• Exercise details: Work out how many lines contain "Ямало". Reply with the count alone.

◇ ◇ ◇

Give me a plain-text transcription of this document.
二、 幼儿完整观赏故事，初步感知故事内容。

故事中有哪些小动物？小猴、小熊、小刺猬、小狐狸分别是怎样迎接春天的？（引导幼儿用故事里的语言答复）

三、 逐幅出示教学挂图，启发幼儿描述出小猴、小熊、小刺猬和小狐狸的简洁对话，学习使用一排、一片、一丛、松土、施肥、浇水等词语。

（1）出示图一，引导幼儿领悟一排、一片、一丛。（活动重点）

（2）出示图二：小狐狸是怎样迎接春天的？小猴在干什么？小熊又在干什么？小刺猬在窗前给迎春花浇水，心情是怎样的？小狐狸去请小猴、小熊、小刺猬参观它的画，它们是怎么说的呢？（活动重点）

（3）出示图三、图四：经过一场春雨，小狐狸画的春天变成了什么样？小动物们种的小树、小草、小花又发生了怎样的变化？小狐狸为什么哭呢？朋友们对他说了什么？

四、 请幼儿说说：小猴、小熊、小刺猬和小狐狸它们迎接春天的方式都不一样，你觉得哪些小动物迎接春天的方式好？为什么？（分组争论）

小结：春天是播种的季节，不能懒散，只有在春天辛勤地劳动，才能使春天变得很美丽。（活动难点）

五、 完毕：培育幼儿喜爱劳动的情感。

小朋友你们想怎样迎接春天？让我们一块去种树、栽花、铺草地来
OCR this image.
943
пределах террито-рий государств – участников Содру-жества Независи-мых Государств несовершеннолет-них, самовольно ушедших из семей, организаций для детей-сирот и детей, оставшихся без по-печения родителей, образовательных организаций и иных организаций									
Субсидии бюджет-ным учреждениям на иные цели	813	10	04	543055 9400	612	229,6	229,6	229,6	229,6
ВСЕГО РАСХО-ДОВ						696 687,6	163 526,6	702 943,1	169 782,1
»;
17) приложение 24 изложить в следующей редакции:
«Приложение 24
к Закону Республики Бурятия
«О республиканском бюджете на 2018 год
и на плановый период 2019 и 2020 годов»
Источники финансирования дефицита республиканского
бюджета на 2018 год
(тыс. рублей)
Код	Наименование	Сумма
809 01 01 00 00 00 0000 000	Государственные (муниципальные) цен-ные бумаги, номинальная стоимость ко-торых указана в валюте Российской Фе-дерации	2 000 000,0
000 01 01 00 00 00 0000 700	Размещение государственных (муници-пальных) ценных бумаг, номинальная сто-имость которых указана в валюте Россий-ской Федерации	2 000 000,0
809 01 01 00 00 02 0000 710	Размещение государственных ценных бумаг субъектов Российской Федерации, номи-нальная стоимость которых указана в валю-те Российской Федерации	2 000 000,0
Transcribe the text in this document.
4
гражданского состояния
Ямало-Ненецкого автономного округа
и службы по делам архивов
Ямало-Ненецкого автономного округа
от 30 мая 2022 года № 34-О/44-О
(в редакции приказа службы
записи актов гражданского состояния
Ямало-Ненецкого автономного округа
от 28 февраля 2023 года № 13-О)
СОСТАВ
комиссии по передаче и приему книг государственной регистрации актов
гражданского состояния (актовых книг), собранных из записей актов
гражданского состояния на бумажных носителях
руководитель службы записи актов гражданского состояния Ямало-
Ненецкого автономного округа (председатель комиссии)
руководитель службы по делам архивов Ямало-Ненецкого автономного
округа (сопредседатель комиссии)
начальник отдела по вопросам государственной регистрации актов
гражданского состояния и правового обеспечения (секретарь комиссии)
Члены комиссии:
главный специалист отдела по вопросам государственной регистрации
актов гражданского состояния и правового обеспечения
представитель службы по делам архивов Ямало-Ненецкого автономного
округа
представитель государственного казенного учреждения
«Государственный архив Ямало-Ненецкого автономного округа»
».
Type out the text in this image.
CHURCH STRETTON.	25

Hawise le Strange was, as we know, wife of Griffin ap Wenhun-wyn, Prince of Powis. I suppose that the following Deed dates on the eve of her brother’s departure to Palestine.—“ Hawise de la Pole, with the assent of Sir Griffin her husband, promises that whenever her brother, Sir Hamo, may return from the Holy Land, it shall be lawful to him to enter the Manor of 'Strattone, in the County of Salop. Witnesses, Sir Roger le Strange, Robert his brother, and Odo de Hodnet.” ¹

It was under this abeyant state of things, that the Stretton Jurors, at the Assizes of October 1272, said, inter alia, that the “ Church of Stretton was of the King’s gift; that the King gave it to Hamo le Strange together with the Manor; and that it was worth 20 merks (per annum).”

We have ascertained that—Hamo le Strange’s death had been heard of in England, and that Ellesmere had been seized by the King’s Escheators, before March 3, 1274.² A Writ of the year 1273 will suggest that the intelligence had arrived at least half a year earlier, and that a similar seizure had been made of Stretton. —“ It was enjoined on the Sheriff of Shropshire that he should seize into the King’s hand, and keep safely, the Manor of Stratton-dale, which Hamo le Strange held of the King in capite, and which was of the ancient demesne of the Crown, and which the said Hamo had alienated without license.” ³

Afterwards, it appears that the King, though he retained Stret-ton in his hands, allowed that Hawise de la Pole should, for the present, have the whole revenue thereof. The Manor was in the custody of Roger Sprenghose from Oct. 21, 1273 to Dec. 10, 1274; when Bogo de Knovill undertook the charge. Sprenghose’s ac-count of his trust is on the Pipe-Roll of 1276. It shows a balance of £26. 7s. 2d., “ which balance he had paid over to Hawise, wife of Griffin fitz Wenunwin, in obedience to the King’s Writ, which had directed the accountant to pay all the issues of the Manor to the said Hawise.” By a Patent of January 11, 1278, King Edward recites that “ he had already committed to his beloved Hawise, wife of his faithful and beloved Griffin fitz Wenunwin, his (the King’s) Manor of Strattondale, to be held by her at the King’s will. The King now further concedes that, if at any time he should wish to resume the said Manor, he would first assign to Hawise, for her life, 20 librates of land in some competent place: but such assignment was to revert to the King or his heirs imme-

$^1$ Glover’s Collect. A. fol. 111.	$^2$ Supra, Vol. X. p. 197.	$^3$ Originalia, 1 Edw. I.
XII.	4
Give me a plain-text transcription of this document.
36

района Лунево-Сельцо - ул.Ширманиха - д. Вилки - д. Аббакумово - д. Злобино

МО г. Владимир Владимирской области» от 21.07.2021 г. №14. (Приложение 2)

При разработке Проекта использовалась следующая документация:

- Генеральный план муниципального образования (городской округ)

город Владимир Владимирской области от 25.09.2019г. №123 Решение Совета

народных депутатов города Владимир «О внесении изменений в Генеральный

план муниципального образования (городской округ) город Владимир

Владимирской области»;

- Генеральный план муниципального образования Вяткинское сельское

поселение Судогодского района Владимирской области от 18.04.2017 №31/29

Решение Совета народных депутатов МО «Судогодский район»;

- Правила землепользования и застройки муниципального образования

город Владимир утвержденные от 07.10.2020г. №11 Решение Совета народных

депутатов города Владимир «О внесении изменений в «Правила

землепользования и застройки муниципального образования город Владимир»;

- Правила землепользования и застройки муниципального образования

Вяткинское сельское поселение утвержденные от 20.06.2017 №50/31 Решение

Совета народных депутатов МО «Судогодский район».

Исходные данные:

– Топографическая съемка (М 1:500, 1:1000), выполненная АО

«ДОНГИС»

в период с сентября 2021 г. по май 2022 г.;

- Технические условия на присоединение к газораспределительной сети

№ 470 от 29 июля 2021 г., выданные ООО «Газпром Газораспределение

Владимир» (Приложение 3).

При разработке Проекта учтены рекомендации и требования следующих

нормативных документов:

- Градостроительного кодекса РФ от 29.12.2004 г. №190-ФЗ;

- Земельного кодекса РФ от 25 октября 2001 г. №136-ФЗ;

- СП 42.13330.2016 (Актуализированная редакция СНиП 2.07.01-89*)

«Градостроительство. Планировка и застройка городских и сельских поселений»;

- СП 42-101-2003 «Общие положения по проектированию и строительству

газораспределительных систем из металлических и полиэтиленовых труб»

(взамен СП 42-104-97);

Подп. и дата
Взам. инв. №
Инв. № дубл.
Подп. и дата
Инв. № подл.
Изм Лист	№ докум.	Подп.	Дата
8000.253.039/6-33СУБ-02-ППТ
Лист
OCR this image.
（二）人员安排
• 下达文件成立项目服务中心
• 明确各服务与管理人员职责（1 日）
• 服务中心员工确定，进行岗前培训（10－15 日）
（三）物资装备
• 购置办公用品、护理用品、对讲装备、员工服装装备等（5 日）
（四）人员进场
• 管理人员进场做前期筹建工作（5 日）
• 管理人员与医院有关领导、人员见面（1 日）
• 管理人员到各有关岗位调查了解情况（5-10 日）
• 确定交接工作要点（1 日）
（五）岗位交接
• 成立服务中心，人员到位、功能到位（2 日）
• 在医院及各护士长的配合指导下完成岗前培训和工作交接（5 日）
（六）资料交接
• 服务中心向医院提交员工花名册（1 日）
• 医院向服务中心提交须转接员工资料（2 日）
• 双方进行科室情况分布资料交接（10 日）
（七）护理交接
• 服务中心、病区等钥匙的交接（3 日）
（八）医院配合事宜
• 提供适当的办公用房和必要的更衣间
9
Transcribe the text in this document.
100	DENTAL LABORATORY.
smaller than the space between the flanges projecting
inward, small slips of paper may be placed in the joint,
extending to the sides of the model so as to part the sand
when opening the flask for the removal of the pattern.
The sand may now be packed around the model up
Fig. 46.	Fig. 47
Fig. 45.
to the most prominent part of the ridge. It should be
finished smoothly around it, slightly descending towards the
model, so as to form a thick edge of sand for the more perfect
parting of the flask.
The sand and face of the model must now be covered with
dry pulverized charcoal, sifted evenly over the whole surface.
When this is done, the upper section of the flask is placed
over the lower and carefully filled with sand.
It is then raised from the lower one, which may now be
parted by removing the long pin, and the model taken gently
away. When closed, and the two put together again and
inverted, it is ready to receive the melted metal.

◇ ◇ ◇

• Reply: 7